Exercise aim => Transcribe every entry word for word, leaving out all images.

Dataset =>
-- BEGIN --
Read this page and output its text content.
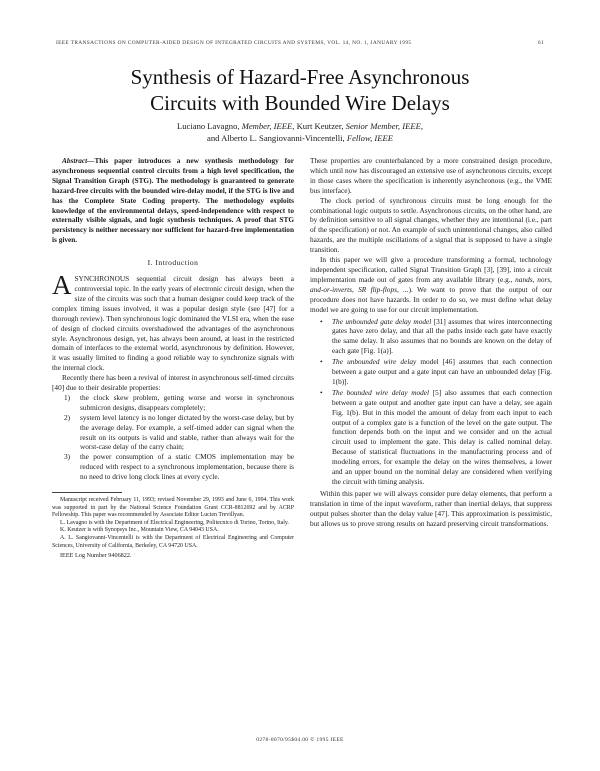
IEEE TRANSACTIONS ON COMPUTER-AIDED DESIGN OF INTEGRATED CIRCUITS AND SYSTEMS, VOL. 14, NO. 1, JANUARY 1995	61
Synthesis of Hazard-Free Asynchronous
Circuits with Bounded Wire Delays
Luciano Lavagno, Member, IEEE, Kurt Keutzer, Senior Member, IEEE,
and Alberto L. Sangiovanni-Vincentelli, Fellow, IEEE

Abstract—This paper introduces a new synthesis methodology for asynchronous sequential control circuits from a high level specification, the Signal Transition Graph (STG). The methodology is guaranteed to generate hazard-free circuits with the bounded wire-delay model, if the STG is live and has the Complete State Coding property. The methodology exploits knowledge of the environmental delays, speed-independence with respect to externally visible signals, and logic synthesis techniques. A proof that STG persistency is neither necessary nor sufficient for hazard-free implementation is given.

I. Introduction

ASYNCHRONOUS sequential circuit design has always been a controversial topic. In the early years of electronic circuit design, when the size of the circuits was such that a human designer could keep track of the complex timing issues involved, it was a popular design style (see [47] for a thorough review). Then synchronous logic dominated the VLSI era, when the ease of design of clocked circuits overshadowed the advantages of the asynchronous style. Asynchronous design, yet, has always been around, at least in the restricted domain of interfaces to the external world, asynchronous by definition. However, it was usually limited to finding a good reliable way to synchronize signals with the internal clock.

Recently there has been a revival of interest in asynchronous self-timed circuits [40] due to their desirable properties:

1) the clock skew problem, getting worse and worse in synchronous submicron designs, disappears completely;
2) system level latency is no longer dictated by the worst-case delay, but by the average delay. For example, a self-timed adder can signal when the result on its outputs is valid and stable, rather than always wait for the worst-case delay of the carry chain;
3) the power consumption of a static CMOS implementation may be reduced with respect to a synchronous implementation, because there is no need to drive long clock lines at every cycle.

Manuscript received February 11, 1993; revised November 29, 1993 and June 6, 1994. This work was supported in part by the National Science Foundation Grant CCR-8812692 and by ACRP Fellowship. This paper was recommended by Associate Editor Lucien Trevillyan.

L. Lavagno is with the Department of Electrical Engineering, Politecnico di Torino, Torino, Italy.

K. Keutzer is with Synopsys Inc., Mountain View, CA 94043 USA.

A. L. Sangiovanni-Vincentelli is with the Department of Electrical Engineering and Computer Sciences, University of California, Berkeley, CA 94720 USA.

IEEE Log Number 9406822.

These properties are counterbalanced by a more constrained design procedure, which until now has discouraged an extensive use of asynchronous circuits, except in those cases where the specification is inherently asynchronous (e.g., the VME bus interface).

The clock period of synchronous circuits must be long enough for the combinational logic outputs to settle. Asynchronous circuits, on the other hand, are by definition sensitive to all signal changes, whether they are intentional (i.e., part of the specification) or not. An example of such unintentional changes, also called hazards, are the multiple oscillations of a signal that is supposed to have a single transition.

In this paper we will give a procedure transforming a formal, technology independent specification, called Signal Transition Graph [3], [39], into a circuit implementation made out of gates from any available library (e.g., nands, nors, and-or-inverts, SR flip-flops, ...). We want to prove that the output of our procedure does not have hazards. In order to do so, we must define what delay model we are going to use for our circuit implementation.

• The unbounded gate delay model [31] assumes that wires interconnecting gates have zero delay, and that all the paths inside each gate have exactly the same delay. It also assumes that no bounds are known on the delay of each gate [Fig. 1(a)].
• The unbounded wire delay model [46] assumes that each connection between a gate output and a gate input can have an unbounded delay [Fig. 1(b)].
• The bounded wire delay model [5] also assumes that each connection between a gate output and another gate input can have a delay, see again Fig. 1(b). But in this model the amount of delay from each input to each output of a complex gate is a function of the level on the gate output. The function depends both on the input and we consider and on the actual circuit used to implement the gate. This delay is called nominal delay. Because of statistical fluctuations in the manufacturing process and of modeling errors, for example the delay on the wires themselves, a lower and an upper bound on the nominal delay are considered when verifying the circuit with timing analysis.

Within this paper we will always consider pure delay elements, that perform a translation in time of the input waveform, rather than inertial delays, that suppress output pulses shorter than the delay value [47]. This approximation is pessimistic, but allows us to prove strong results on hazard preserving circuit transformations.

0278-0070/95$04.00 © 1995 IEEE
-- END --
Right answer =>
Read this page and output its text content.
IEEE TRANSACTIONS ON COMPUTER-AIDED DESIGN OF INTEGRATED CIRCUITS AND SYSTEMS, VOL. 14, NO. 1, JANUARY 1995	61
Synthesis of Hazard-Free Asynchronous
Circuits with Bounded Wire Delays
Luciano Lavagno, Member, IEEE, Kurt Keutzer, Senior Member, IEEE,
and Alberto L. Sangiovanni-Vincentelli, Fellow, IEEE

Abstract—This paper introduces a new synthesis methodology for asynchronous sequential control circuits from a high level specification, the Signal Transition Graph (STG). The methodology is guaranteed to generate hazard-free circuits with the bounded wire-delay model, if the STG is live and has the Complete State Coding property. The methodology exploits knowledge of the environmental delays, speed-independence with respect to externally visible signals, and logic synthesis techniques. A proof that STG persistency is neither necessary nor sufficient for hazard-free implementation is given.

I. Introduction

ASYNCHRONOUS sequential circuit design has always been a controversial topic. In the early years of electronic circuit design, when the size of the circuits was such that a human designer could keep track of the complex timing issues involved, it was a popular design style (see [47] for a thorough review). Then synchronous logic dominated the VLSI era, when the ease of design of clocked circuits overshadowed the advantages of the asynchronous style. Asynchronous design, yet, has always been around, at least in the restricted domain of interfaces to the external world, asynchronous by definition. However, it was usually limited to finding a good reliable way to synchronize signals with the internal clock.

Recently there has been a revival of interest in asynchronous self-timed circuits [40] due to their desirable properties:

1) the clock skew problem, getting worse and worse in synchronous submicron designs, disappears completely;
2) system level latency is no longer dictated by the worst-case delay, but by the average delay. For example, a self-timed adder can signal when the result on its outputs is valid and stable, rather than always wait for the worst-case delay of the carry chain;
3) the power consumption of a static CMOS implementation may be reduced with respect to a synchronous implementation, because there is no need to drive long clock lines at every cycle.

Manuscript received February 11, 1993; revised November 29, 1993 and June 6, 1994. This work was supported in part by the National Science Foundation Grant CCR-8812692 and by ACRP Fellowship. This paper was recommended by Associate Editor Lucien Trevillyan.

L. Lavagno is with the Department of Electrical Engineering, Politecnico di Torino, Torino, Italy.

K. Keutzer is with Synopsys Inc., Mountain View, CA 94043 USA.

A. L. Sangiovanni-Vincentelli is with the Department of Electrical Engineering and Computer Sciences, University of California, Berkeley, CA 94720 USA.

IEEE Log Number 9406822.

These properties are counterbalanced by a more constrained design procedure, which until now has discouraged an extensive use of asynchronous circuits, except in those cases where the specification is inherently asynchronous (e.g., the VME bus interface).

The clock period of synchronous circuits must be long enough for the combinational logic outputs to settle. Asynchronous circuits, on the other hand, are by definition sensitive to all signal changes, whether they are intentional (i.e., part of the specification) or not. An example of such unintentional changes, also called hazards, are the multiple oscillations of a signal that is supposed to have a single transition.

In this paper we will give a procedure transforming a formal, technology independent specification, called Signal Transition Graph [3], [39], into a circuit implementation made out of gates from any available library (e.g., nands, nors, and-or-inverts, SR flip-flops, ...). We want to prove that the output of our procedure does not have hazards. In order to do so, we must define what delay model we are going to use for our circuit implementation.

• The unbounded gate delay model [31] assumes that wires interconnecting gates have zero delay, and that all the paths inside each gate have exactly the same delay. It also assumes that no bounds are known on the delay of each gate [Fig. 1(a)].
• The unbounded wire delay model [46] assumes that each connection between a gate output and a gate input can have an unbounded delay [Fig. 1(b)].
• The bounded wire delay model [5] also assumes that each connection between a gate output and another gate input can have a delay, see again Fig. 1(b). But in this model the amount of delay from each input to each output of a complex gate is a function of the level on the gate output. The function depends both on the input and we consider and on the actual circuit used to implement the gate. This delay is called nominal delay. Because of statistical fluctuations in the manufacturing process and of modeling errors, for example the delay on the wires themselves, a lower and an upper bound on the nominal delay are considered when verifying the circuit with timing analysis.

Within this paper we will always consider pure delay elements, that perform a translation in time of the input waveform, rather than inertial delays, that suppress output pulses shorter than the delay value [47]. This approximation is pessimistic, but allows us to prove strong results on hazard preserving circuit transformations.

0278-0070/95$04.00 © 1995 IEEE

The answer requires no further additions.